§ **What is needed**:
Go through the lines below and copy each one that holds the string "with".

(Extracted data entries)
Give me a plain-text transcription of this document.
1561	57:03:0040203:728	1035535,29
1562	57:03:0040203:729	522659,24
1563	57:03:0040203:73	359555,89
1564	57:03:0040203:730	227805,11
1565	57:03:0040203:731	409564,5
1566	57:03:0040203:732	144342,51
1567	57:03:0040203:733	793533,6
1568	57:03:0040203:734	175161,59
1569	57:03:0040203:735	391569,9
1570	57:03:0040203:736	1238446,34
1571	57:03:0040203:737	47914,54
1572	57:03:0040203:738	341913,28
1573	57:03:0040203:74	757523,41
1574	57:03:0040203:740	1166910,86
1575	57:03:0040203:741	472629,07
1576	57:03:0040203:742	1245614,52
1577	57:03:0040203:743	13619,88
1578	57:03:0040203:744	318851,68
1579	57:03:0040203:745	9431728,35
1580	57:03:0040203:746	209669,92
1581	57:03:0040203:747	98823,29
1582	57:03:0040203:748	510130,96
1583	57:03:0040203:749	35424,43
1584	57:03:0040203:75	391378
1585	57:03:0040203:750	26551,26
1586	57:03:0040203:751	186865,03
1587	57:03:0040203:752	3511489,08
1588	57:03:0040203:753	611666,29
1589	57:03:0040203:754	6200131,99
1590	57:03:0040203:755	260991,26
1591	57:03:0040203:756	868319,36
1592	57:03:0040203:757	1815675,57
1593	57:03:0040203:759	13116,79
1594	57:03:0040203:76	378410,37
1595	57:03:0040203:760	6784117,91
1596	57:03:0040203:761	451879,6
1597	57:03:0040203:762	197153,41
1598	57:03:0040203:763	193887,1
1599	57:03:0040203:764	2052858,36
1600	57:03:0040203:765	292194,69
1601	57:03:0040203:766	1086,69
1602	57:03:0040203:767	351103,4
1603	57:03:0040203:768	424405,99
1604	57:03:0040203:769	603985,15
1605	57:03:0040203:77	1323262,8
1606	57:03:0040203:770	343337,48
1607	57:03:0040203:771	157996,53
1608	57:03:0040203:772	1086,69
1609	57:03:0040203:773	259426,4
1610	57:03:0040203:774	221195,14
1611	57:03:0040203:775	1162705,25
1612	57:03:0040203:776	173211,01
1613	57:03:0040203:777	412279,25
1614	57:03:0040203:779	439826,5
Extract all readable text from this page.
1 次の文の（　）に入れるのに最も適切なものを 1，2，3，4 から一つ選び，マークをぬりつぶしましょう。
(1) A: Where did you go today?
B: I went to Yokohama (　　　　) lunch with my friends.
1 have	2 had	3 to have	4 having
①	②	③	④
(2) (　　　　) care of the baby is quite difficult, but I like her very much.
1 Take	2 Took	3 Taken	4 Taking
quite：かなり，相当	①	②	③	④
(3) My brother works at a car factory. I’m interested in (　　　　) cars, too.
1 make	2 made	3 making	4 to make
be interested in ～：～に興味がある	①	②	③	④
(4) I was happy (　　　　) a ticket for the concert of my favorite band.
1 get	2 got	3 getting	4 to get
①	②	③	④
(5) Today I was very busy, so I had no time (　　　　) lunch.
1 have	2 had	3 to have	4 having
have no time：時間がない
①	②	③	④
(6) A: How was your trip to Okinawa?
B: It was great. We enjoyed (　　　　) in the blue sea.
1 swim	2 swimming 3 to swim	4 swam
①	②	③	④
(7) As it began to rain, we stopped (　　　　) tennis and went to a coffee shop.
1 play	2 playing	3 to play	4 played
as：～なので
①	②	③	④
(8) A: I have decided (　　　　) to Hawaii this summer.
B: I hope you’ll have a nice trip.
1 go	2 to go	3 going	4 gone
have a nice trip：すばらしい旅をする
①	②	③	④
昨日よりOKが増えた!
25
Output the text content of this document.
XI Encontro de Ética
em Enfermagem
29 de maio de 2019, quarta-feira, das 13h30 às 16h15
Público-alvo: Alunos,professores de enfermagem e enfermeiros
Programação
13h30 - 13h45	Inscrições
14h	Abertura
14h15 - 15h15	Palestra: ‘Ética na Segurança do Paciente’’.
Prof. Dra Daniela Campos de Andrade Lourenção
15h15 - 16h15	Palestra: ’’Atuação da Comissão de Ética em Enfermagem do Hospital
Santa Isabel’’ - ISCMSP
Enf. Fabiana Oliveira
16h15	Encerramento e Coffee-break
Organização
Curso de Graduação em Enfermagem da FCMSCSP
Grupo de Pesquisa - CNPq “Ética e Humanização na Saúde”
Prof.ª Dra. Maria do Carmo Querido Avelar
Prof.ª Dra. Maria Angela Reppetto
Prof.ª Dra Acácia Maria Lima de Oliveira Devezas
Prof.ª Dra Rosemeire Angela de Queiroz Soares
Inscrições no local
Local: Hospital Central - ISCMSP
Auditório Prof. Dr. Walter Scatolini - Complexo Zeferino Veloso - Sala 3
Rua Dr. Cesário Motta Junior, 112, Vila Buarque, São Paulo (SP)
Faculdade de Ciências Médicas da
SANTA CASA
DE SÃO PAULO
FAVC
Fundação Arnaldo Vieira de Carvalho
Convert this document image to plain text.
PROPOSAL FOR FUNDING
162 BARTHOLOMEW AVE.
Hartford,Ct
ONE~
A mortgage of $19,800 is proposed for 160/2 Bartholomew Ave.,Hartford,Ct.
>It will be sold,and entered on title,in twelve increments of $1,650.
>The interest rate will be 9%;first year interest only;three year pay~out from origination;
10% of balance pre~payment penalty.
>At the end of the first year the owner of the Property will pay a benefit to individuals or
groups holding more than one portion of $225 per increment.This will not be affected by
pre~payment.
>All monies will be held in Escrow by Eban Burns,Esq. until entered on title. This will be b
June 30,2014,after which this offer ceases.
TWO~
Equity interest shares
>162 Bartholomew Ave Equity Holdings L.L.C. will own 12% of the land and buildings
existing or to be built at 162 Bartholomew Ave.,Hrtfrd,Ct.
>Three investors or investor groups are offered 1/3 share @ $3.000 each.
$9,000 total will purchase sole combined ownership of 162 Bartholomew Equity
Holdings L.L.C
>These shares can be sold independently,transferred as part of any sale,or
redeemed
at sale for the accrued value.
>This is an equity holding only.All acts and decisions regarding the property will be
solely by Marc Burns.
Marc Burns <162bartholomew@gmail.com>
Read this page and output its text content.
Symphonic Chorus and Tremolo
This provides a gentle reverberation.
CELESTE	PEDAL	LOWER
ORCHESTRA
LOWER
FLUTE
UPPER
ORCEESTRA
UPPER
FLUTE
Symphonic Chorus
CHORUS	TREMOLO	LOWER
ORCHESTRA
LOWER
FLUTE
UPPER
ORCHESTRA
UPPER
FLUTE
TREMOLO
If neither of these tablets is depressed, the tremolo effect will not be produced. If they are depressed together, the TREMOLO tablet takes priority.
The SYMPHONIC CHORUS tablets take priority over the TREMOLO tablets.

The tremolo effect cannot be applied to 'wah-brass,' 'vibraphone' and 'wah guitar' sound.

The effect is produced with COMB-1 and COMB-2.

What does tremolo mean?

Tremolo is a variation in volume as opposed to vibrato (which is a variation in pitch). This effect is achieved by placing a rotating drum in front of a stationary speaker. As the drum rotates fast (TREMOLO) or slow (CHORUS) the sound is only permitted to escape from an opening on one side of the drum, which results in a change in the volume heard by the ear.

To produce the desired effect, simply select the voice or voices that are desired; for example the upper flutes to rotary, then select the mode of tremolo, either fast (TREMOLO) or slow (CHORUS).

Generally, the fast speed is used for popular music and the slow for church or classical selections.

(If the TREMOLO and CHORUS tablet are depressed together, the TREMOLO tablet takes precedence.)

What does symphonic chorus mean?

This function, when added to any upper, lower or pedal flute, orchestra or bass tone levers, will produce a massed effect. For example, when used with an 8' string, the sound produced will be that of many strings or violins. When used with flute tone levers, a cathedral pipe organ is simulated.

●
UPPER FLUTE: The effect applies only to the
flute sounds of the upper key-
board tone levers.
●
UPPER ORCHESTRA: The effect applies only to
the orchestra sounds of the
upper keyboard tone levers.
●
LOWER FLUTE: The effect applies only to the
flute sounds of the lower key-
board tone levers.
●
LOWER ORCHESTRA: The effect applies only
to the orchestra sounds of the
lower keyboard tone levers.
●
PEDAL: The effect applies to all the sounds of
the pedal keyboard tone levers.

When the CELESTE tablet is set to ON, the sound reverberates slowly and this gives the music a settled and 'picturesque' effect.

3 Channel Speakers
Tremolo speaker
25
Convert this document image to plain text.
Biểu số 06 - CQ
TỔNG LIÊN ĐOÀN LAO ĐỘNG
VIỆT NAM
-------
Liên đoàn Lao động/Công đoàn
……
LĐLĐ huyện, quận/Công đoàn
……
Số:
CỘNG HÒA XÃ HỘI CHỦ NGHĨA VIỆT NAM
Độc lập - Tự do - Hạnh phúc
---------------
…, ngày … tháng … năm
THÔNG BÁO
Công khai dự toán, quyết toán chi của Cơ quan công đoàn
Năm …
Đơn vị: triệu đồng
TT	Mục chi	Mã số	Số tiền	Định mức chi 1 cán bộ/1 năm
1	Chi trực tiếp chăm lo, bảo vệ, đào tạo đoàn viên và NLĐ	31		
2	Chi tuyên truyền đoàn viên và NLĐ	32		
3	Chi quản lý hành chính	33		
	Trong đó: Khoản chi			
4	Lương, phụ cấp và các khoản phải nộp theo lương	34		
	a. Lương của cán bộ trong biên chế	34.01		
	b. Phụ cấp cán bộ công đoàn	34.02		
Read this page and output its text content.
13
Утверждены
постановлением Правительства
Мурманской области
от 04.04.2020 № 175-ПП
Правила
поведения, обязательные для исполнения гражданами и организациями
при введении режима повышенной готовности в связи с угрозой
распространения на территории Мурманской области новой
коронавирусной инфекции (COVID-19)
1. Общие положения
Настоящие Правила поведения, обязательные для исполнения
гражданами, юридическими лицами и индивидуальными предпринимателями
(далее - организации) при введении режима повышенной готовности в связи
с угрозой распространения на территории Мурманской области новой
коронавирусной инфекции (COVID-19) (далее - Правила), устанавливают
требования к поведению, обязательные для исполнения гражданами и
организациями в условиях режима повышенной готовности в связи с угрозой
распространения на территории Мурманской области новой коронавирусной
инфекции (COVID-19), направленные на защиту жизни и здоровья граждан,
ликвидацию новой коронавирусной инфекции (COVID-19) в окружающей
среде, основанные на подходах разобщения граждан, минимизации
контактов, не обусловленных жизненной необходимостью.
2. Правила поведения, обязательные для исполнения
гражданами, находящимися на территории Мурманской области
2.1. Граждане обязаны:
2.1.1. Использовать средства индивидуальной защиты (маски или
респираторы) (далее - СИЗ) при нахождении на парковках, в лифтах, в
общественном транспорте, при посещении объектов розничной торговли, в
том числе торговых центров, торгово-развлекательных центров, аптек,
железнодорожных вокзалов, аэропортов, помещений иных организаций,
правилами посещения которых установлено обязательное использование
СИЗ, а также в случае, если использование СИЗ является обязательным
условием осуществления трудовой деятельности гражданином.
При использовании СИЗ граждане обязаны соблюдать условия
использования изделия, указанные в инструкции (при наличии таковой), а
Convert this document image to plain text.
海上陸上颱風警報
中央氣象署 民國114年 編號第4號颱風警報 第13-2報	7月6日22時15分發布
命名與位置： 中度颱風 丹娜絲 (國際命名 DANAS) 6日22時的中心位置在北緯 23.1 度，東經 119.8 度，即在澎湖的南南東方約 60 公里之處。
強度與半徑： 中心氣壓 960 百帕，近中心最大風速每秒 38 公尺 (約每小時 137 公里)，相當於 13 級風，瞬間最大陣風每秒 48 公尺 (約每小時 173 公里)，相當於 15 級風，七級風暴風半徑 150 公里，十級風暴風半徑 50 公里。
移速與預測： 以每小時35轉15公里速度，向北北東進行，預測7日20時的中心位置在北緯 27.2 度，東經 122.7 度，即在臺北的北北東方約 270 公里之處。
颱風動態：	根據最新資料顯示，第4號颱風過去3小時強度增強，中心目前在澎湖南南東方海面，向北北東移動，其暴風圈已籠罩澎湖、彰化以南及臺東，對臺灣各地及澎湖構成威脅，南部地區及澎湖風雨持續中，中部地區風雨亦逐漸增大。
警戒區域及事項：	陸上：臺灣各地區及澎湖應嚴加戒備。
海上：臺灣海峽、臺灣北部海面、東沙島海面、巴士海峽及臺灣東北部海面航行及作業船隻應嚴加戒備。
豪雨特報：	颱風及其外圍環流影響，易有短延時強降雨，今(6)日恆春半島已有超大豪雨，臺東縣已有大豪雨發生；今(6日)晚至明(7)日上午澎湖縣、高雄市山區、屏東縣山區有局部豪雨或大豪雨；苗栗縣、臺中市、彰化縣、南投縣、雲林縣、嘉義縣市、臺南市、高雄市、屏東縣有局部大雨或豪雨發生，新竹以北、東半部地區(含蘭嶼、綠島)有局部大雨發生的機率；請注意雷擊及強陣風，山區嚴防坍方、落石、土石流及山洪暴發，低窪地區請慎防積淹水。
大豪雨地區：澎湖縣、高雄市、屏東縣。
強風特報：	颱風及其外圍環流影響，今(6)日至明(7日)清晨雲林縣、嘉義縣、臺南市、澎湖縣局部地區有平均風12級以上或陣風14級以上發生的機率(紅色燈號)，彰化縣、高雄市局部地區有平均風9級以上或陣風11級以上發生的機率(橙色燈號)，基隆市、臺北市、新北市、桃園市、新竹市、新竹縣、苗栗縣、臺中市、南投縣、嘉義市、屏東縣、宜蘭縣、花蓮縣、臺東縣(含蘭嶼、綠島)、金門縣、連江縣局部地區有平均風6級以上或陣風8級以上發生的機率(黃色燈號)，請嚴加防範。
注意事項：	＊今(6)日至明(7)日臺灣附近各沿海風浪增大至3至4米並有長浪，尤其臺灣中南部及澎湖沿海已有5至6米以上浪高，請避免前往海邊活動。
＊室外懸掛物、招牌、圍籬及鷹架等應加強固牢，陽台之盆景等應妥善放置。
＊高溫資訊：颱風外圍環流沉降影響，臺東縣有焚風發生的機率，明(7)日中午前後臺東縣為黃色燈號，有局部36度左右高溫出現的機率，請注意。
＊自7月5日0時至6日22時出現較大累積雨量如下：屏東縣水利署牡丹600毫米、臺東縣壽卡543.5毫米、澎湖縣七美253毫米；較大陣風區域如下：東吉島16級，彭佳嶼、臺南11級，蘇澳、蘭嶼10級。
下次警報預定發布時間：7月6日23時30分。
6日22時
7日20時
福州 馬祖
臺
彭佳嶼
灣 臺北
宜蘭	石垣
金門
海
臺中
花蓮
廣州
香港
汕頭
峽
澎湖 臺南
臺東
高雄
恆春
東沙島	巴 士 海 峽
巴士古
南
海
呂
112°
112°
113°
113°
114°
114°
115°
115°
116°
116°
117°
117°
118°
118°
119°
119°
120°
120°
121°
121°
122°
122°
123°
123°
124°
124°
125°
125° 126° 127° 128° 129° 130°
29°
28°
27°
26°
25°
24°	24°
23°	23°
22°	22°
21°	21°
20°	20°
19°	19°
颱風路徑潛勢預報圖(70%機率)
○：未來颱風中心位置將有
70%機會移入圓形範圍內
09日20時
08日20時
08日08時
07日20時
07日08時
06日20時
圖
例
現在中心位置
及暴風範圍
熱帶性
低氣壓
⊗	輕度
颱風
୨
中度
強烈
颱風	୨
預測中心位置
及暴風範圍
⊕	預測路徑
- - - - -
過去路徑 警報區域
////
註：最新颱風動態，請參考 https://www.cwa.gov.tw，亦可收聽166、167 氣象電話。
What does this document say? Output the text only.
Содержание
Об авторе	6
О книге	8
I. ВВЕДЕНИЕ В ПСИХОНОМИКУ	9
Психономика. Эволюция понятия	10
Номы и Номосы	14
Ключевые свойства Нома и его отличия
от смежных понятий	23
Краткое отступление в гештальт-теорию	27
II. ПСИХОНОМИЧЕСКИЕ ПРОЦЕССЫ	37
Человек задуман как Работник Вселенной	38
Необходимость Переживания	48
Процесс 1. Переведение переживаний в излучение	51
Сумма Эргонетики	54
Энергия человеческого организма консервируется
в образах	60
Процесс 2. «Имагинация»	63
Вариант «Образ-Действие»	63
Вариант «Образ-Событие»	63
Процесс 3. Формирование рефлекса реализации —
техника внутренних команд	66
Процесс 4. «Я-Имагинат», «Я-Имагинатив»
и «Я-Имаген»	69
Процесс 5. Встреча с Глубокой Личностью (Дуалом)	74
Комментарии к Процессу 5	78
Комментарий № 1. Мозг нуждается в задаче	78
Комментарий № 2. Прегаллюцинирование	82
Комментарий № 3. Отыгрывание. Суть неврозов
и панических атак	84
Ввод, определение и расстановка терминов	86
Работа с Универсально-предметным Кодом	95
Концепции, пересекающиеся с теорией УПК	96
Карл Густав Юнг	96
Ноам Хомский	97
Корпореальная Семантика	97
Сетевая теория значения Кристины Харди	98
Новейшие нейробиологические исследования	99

§ **Correct result**:
B: I went to Yokohama (　　　　) lunch with my friends.
The effect is produced with COMB-1 and COMB-2.
This function, when added to any upper, lower or pedal flute, orchestra or bass tone levers, will produce a massed effect. For example, when used with an 8' string, the sound produced will be that of many strings or violins. When used with flute tone levers, a cathedral pipe organ is simulated.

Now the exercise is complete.